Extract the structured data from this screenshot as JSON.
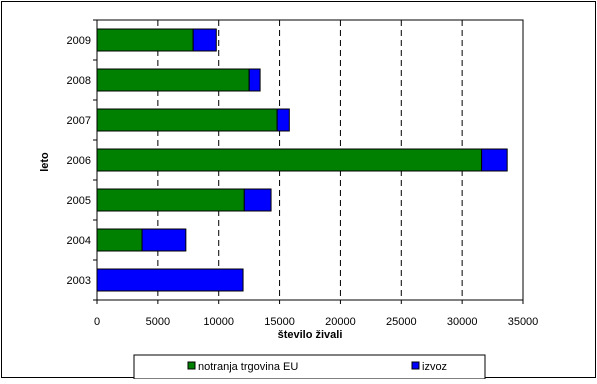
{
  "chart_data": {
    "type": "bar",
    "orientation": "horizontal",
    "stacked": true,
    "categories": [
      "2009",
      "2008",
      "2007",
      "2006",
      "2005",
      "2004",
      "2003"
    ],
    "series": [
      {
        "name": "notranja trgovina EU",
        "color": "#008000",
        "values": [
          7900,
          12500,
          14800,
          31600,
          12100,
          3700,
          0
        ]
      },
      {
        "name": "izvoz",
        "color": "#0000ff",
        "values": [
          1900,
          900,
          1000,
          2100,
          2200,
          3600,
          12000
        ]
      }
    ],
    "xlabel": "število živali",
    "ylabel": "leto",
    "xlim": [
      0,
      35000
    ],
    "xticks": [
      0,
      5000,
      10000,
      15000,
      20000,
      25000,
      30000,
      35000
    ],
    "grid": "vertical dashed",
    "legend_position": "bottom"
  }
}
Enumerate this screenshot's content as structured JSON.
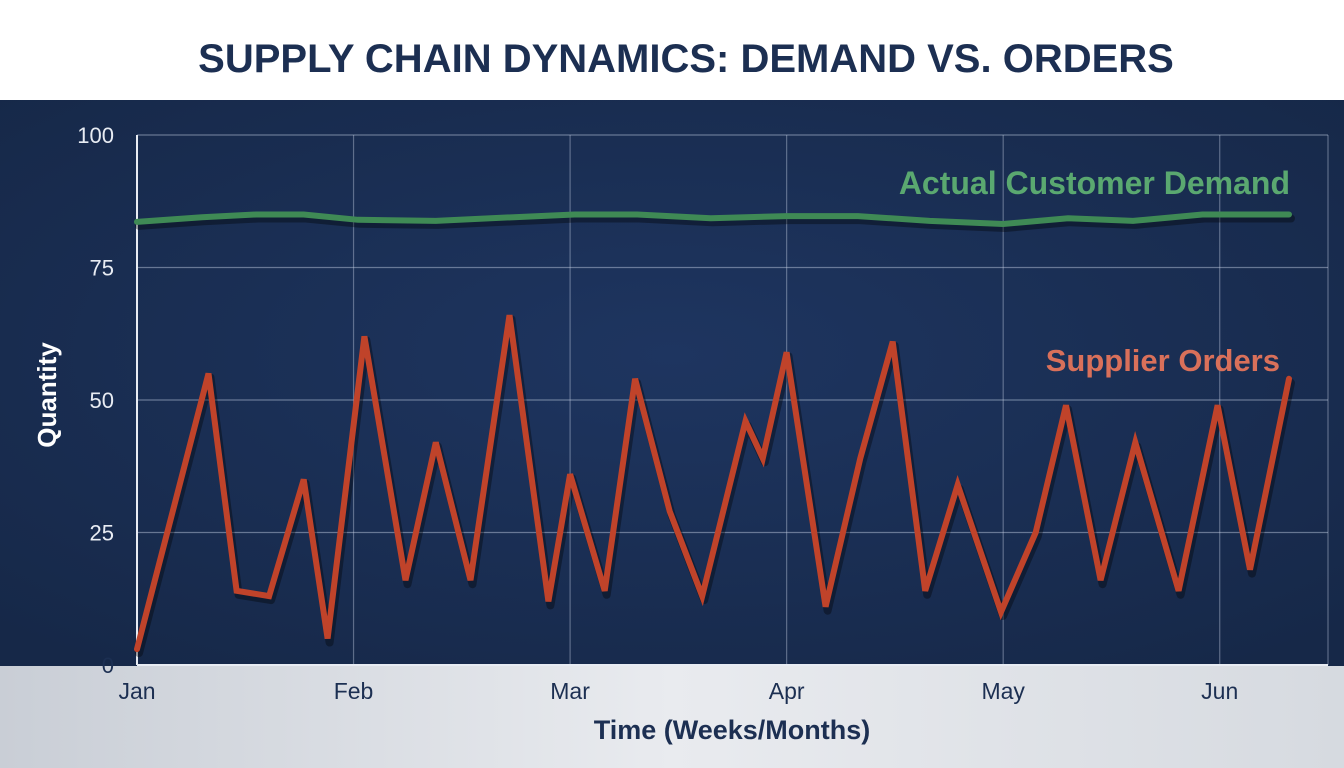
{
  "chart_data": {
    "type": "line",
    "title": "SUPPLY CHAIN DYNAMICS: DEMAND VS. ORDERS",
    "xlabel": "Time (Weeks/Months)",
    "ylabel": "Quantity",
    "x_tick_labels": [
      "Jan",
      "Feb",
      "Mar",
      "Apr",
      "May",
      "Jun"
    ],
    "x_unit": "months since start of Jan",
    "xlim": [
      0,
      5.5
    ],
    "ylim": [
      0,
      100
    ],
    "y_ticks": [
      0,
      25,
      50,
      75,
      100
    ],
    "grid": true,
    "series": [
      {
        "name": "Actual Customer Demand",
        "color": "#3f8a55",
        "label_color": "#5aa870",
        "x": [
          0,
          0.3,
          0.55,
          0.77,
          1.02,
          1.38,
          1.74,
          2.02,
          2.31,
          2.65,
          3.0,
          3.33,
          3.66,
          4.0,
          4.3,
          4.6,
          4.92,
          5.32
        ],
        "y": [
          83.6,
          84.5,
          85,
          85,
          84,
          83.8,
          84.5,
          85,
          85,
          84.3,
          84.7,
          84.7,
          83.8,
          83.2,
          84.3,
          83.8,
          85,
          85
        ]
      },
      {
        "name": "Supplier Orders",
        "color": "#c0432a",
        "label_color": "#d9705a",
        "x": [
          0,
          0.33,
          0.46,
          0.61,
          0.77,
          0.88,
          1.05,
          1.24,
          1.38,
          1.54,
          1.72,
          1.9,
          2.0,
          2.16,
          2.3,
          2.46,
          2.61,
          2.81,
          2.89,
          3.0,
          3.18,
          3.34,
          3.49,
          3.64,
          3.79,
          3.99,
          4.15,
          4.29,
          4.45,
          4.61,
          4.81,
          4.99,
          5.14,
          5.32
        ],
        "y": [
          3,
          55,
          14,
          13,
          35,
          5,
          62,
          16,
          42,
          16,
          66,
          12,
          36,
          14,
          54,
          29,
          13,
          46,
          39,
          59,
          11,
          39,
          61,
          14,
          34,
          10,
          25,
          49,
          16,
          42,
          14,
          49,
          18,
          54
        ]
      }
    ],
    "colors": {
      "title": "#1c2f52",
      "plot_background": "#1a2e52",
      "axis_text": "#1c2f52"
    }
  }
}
********************
● Aim:
In the entries above, find every line with the word "JSON" and list it.

● Correct result:
Extract the structured data from this screenshot as JSON.
Enumerate this screenshot's content as structured JSON.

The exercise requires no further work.